The request ▸
Would you transcribe all of the data exactly, down to the last character?

Collected data

:::

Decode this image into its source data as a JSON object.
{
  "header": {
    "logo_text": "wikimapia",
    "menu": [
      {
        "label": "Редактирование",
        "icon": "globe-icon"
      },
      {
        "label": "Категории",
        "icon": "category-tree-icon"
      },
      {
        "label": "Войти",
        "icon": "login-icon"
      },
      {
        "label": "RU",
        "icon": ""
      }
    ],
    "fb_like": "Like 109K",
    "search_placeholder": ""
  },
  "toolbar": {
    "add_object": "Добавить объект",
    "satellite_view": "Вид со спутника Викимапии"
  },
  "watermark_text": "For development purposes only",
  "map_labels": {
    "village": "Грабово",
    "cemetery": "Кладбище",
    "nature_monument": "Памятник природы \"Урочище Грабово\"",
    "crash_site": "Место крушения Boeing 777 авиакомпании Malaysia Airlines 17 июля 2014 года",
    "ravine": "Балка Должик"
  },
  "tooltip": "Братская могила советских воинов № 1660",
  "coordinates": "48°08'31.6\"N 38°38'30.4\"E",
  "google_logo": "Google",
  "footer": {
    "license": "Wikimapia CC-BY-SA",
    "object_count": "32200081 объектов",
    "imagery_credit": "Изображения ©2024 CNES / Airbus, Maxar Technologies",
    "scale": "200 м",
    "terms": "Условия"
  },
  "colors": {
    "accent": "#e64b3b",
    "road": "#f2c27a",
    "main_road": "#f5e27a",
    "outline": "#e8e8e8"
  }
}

:::

Written answer ▸
Decode this image into its source data as a JSON object.
{
  "header": {
    "logo_text": "wikimapia",
    "menu": [
      {
        "label": "Редактирование",
        "icon": "globe-icon"
      },
      {
        "label": "Категории",
        "icon": "category-tree-icon"
      },
      {
        "label": "Войти",
        "icon": "login-icon"
      },
      {
        "label": "RU",
        "icon": ""
      }
    ],
    "fb_like": "Like 109K",
    "search_placeholder": ""
  },
  "toolbar": {
    "add_object": "Добавить объект",
    "satellite_view": "Вид со спутника Викимапии"
  },
  "watermark_text": "For development purposes only",
  "map_labels": {
    "village": "Грабово",
    "cemetery": "Кладбище",
    "nature_monument": "Памятник природы \"Урочище Грабово\"",
    "crash_site": "Место крушения Boeing 777 авиакомпании Malaysia Airlines 17 июля 2014 года",
    "ravine": "Балка Должик"
  },
  "tooltip": "Братская могила советских воинов № 1660",
  "coordinates": "48°08'31.6\"N 38°38'30.4\"E",
  "google_logo": "Google",
  "footer": {
    "license": "Wikimapia CC-BY-SA",
    "object_count": "32200081 объектов",
    "imagery_credit": "Изображения ©2024 CNES / Airbus, Maxar Technologies",
    "scale": "200 м",
    "terms": "Условия"
  },
  "colors": {
    "accent": "#e64b3b",
    "road": "#f2c27a",
    "main_road": "#f5e27a",
    "outline": "#e8e8e8"
  }
}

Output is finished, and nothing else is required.